- [Given problem]
Find each line containing the string "niezbędną". Copy it.

(Extracted data entries)

[Start]

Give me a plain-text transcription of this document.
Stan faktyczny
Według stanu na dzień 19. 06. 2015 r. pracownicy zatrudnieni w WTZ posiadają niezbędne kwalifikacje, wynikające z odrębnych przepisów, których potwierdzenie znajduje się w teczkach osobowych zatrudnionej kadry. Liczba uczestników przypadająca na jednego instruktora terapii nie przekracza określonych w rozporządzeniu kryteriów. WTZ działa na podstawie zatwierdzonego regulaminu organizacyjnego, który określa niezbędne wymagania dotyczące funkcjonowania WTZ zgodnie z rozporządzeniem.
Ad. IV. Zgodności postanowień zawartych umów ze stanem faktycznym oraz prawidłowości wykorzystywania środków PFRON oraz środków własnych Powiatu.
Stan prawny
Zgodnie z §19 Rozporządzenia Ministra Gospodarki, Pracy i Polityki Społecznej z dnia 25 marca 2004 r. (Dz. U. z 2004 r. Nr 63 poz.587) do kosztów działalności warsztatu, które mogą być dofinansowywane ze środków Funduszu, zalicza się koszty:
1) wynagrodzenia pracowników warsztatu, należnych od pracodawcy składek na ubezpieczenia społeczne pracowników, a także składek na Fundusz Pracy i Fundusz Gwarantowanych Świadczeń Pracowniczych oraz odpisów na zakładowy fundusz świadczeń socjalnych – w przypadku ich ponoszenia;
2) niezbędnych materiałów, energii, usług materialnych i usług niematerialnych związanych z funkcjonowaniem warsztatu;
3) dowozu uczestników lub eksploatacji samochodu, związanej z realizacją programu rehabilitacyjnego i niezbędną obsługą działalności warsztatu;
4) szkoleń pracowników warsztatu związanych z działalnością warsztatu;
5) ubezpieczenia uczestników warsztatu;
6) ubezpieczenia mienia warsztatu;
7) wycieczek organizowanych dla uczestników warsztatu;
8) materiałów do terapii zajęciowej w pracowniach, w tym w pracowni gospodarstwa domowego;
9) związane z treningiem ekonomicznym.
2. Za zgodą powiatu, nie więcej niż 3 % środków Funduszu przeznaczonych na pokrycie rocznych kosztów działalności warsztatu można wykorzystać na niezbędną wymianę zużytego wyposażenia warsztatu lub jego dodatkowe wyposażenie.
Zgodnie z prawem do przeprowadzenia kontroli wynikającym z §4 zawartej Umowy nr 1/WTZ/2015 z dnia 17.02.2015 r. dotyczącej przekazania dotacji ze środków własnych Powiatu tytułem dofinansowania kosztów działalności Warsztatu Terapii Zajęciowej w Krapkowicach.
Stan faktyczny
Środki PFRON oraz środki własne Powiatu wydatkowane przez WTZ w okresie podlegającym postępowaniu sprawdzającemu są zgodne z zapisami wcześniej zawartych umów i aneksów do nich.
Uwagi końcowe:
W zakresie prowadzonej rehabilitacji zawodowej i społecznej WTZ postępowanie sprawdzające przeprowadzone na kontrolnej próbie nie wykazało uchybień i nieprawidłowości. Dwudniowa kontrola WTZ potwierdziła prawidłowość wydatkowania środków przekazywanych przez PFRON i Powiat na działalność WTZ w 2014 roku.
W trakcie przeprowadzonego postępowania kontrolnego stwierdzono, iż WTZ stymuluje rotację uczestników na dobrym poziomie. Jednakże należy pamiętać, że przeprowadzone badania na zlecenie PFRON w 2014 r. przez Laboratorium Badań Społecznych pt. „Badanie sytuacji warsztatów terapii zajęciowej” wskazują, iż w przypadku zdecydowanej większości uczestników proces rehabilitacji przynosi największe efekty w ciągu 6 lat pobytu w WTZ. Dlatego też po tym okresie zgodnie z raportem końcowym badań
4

[End]

- [Exercise response]
3) dowozu uczestników lub eksploatacji samochodu, związanej z realizacją programu rehabilitacyjnego i niezbędną obsługą działalności warsztatu;
2. Za zgodą powiatu, nie więcej niż 3 % środków Funduszu przeznaczonych na pokrycie rocznych kosztów działalności warsztatu można wykorzystać na niezbędną wymianę zużytego wyposażenia warsztatu lub jego dodatkowe wyposażenie.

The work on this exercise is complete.